Required work » Every line of the material is to be quoted verbatim, minus the pictures.

=-=-=

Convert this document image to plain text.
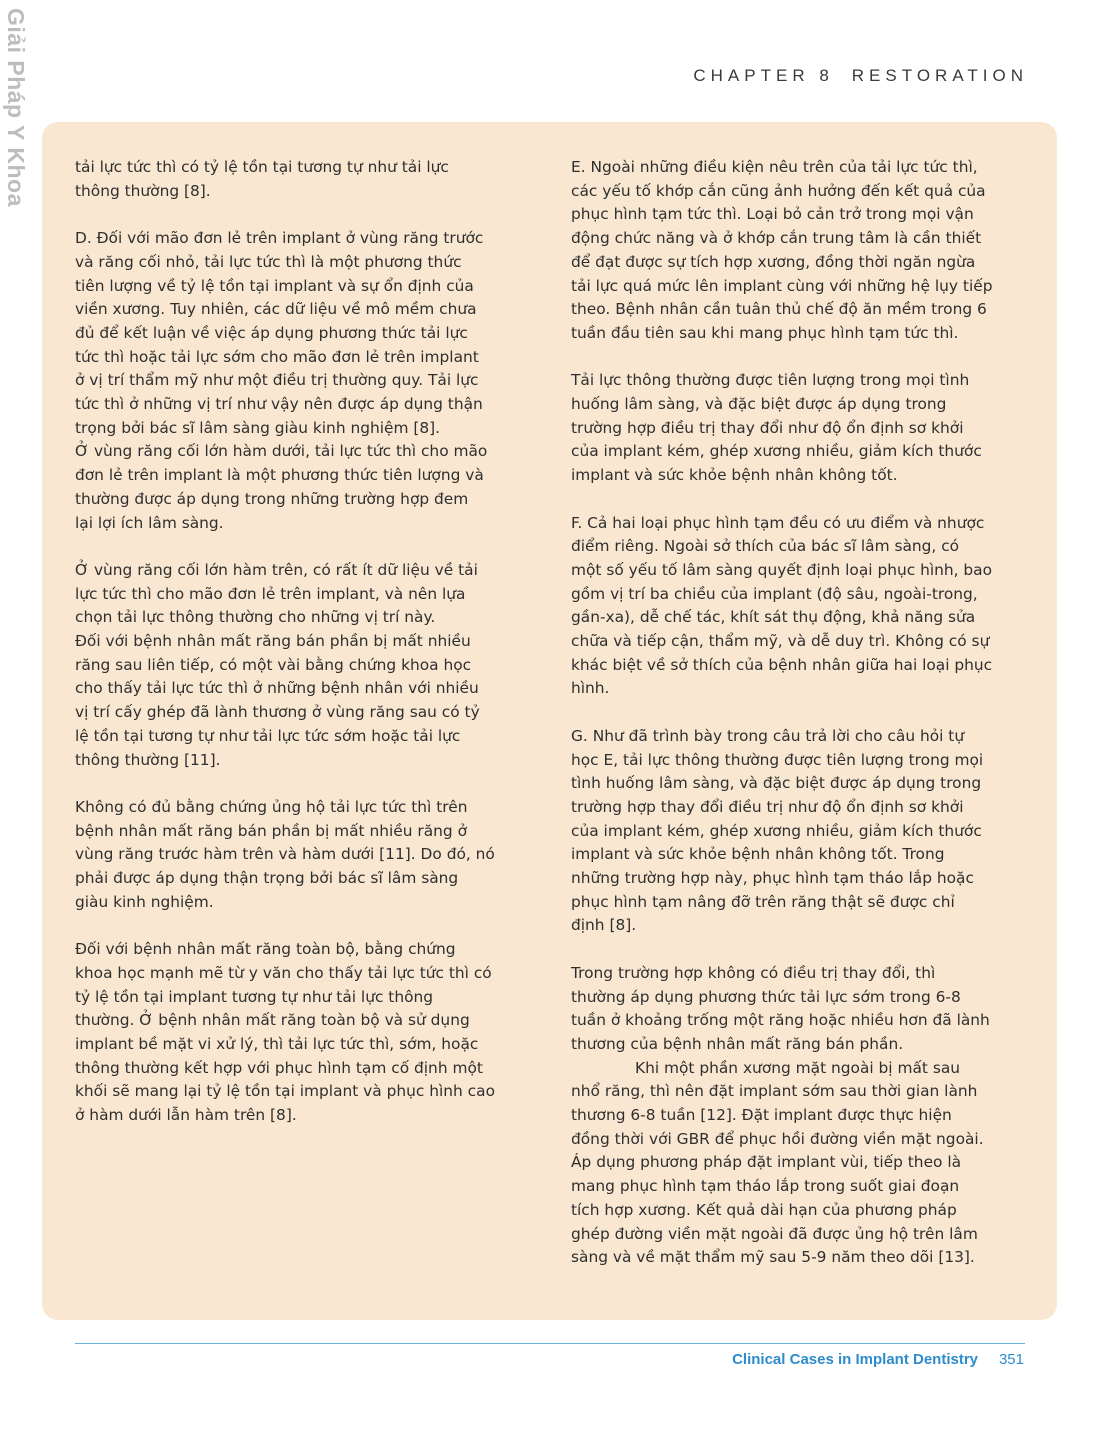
Giải Pháp Y Khoa	CHAPTER 8 RESTORATION

tải lực tức thì có tỷ lệ tồn tại tương tự như tải lực
thông thường [8].

D. Đối với mão đơn lẻ trên implant ở vùng răng trước
và răng cối nhỏ, tải lực tức thì là một phương thức
tiên lượng về tỷ lệ tồn tại implant và sự ổn định của
viền xương. Tuy nhiên, các dữ liệu về mô mềm chưa
đủ để kết luận về việc áp dụng phương thức tải lực
tức thì hoặc tải lực sớm cho mão đơn lẻ trên implant
ở vị trí thẩm mỹ như một điều trị thường quy. Tải lực
tức thì ở những vị trí như vậy nên được áp dụng thận
trọng bởi bác sĩ lâm sàng giàu kinh nghiệm [8].
Ở vùng răng cối lớn hàm dưới, tải lực tức thì cho mão
đơn lẻ trên implant là một phương thức tiên lượng và
thường được áp dụng trong những trường hợp đem
lại lợi ích lâm sàng.

Ở vùng răng cối lớn hàm trên, có rất ít dữ liệu về tải
lực tức thì cho mão đơn lẻ trên implant, và nên lựa
chọn tải lực thông thường cho những vị trí này.
Đối với bệnh nhân mất răng bán phần bị mất nhiều
răng sau liên tiếp, có một vài bằng chứng khoa học
cho thấy tải lực tức thì ở những bệnh nhân với nhiều
vị trí cấy ghép đã lành thương ở vùng răng sau có tỷ
lệ tồn tại tương tự như tải lực tức sớm hoặc tải lực
thông thường [11].

Không có đủ bằng chứng ủng hộ tải lực tức thì trên
bệnh nhân mất răng bán phần bị mất nhiều răng ở
vùng răng trước hàm trên và hàm dưới [11]. Do đó, nó
phải được áp dụng thận trọng bởi bác sĩ lâm sàng
giàu kinh nghiệm.

Đối với bệnh nhân mất răng toàn bộ, bằng chứng
khoa học mạnh mẽ từ y văn cho thấy tải lực tức thì có
tỷ lệ tồn tại implant tương tự như tải lực thông
thường. Ở bệnh nhân mất răng toàn bộ và sử dụng
implant bề mặt vi xử lý, thì tải lực tức thì, sớm, hoặc
thông thường kết hợp với phục hình tạm cố định một
khối sẽ mang lại tỷ lệ tồn tại implant và phục hình cao
ở hàm dưới lẫn hàm trên [8].

E. Ngoài những điều kiện nêu trên của tải lực tức thì,
các yếu tố khớp cắn cũng ảnh hưởng đến kết quả của
phục hình tạm tức thì. Loại bỏ cản trở trong mọi vận
động chức năng và ở khớp cắn trung tâm là cần thiết
để đạt được sự tích hợp xương, đồng thời ngăn ngừa
tải lực quá mức lên implant cùng với những hệ lụy tiếp
theo. Bệnh nhân cần tuân thủ chế độ ăn mềm trong 6
tuần đầu tiên sau khi mang phục hình tạm tức thì.

Tải lực thông thường được tiên lượng trong mọi tình
huống lâm sàng, và đặc biệt được áp dụng trong
trường hợp điều trị thay đổi như độ ổn định sơ khởi
của implant kém, ghép xương nhiều, giảm kích thước
implant và sức khỏe bệnh nhân không tốt.

F. Cả hai loại phục hình tạm đều có ưu điểm và nhược
điểm riêng. Ngoài sở thích của bác sĩ lâm sàng, có
một số yếu tố lâm sàng quyết định loại phục hình, bao
gồm vị trí ba chiều của implant (độ sâu, ngoài-trong,
gần-xa), dễ chế tác, khít sát thụ động, khả năng sửa
chữa và tiếp cận, thẩm mỹ, và dễ duy trì. Không có sự
khác biệt về sở thích của bệnh nhân giữa hai loại phục
hình.

G. Như đã trình bày trong câu trả lời cho câu hỏi tự
học E, tải lực thông thường được tiên lượng trong mọi
tình huống lâm sàng, và đặc biệt được áp dụng trong
trường hợp thay đổi điều trị như độ ổn định sơ khởi
của implant kém, ghép xương nhiều, giảm kích thước
implant và sức khỏe bệnh nhân không tốt. Trong
những trường hợp này, phục hình tạm tháo lắp hoặc
phục hình tạm nâng đỡ trên răng thật sẽ được chỉ
định [8].

Trong trường hợp không có điều trị thay đổi, thì
thường áp dụng phương thức tải lực sớm trong 6-8
tuần ở khoảng trống một răng hoặc nhiều hơn đã lành
thương của bệnh nhân mất răng bán phần.

Khi một phần xương mặt ngoài bị mất sau
nhổ răng, thì nên đặt implant sớm sau thời gian lành
thương 6-8 tuần [12]. Đặt implant được thực hiện
đồng thời với GBR để phục hồi đường viền mặt ngoài.
Áp dụng phương pháp đặt implant vùi, tiếp theo là
mang phục hình tạm tháo lắp trong suốt giai đoạn
tích hợp xương. Kết quả dài hạn của phương pháp
ghép đường viền mặt ngoài đã được ủng hộ trên lâm
sàng và về mặt thẩm mỹ sau 5-9 năm theo dõi [13].

Clinical Cases in Implant Dentistry 351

=-=-=

Written reply »
Convert this document image to plain text.
Giải Pháp Y Khoa	CHAPTER 8 RESTORATION

tải lực tức thì có tỷ lệ tồn tại tương tự như tải lực
thông thường [8].

D. Đối với mão đơn lẻ trên implant ở vùng răng trước
và răng cối nhỏ, tải lực tức thì là một phương thức
tiên lượng về tỷ lệ tồn tại implant và sự ổn định của
viền xương. Tuy nhiên, các dữ liệu về mô mềm chưa
đủ để kết luận về việc áp dụng phương thức tải lực
tức thì hoặc tải lực sớm cho mão đơn lẻ trên implant
ở vị trí thẩm mỹ như một điều trị thường quy. Tải lực
tức thì ở những vị trí như vậy nên được áp dụng thận
trọng bởi bác sĩ lâm sàng giàu kinh nghiệm [8].
Ở vùng răng cối lớn hàm dưới, tải lực tức thì cho mão
đơn lẻ trên implant là một phương thức tiên lượng và
thường được áp dụng trong những trường hợp đem
lại lợi ích lâm sàng.

Ở vùng răng cối lớn hàm trên, có rất ít dữ liệu về tải
lực tức thì cho mão đơn lẻ trên implant, và nên lựa
chọn tải lực thông thường cho những vị trí này.
Đối với bệnh nhân mất răng bán phần bị mất nhiều
răng sau liên tiếp, có một vài bằng chứng khoa học
cho thấy tải lực tức thì ở những bệnh nhân với nhiều
vị trí cấy ghép đã lành thương ở vùng răng sau có tỷ
lệ tồn tại tương tự như tải lực tức sớm hoặc tải lực
thông thường [11].

Không có đủ bằng chứng ủng hộ tải lực tức thì trên
bệnh nhân mất răng bán phần bị mất nhiều răng ở
vùng răng trước hàm trên và hàm dưới [11]. Do đó, nó
phải được áp dụng thận trọng bởi bác sĩ lâm sàng
giàu kinh nghiệm.

Đối với bệnh nhân mất răng toàn bộ, bằng chứng
khoa học mạnh mẽ từ y văn cho thấy tải lực tức thì có
tỷ lệ tồn tại implant tương tự như tải lực thông
thường. Ở bệnh nhân mất răng toàn bộ và sử dụng
implant bề mặt vi xử lý, thì tải lực tức thì, sớm, hoặc
thông thường kết hợp với phục hình tạm cố định một
khối sẽ mang lại tỷ lệ tồn tại implant và phục hình cao
ở hàm dưới lẫn hàm trên [8].

E. Ngoài những điều kiện nêu trên của tải lực tức thì,
các yếu tố khớp cắn cũng ảnh hưởng đến kết quả của
phục hình tạm tức thì. Loại bỏ cản trở trong mọi vận
động chức năng và ở khớp cắn trung tâm là cần thiết
để đạt được sự tích hợp xương, đồng thời ngăn ngừa
tải lực quá mức lên implant cùng với những hệ lụy tiếp
theo. Bệnh nhân cần tuân thủ chế độ ăn mềm trong 6
tuần đầu tiên sau khi mang phục hình tạm tức thì.

Tải lực thông thường được tiên lượng trong mọi tình
huống lâm sàng, và đặc biệt được áp dụng trong
trường hợp điều trị thay đổi như độ ổn định sơ khởi
của implant kém, ghép xương nhiều, giảm kích thước
implant và sức khỏe bệnh nhân không tốt.

F. Cả hai loại phục hình tạm đều có ưu điểm và nhược
điểm riêng. Ngoài sở thích của bác sĩ lâm sàng, có
một số yếu tố lâm sàng quyết định loại phục hình, bao
gồm vị trí ba chiều của implant (độ sâu, ngoài-trong,
gần-xa), dễ chế tác, khít sát thụ động, khả năng sửa
chữa và tiếp cận, thẩm mỹ, và dễ duy trì. Không có sự
khác biệt về sở thích của bệnh nhân giữa hai loại phục
hình.

G. Như đã trình bày trong câu trả lời cho câu hỏi tự
học E, tải lực thông thường được tiên lượng trong mọi
tình huống lâm sàng, và đặc biệt được áp dụng trong
trường hợp thay đổi điều trị như độ ổn định sơ khởi
của implant kém, ghép xương nhiều, giảm kích thước
implant và sức khỏe bệnh nhân không tốt. Trong
những trường hợp này, phục hình tạm tháo lắp hoặc
phục hình tạm nâng đỡ trên răng thật sẽ được chỉ
định [8].

Trong trường hợp không có điều trị thay đổi, thì
thường áp dụng phương thức tải lực sớm trong 6-8
tuần ở khoảng trống một răng hoặc nhiều hơn đã lành
thương của bệnh nhân mất răng bán phần.

Khi một phần xương mặt ngoài bị mất sau
nhổ răng, thì nên đặt implant sớm sau thời gian lành
thương 6-8 tuần [12]. Đặt implant được thực hiện
đồng thời với GBR để phục hồi đường viền mặt ngoài.
Áp dụng phương pháp đặt implant vùi, tiếp theo là
mang phục hình tạm tháo lắp trong suốt giai đoạn
tích hợp xương. Kết quả dài hạn của phương pháp
ghép đường viền mặt ngoài đã được ủng hộ trên lâm
sàng và về mặt thẩm mỹ sau 5-9 năm theo dõi [13].

Clinical Cases in Implant Dentistry 351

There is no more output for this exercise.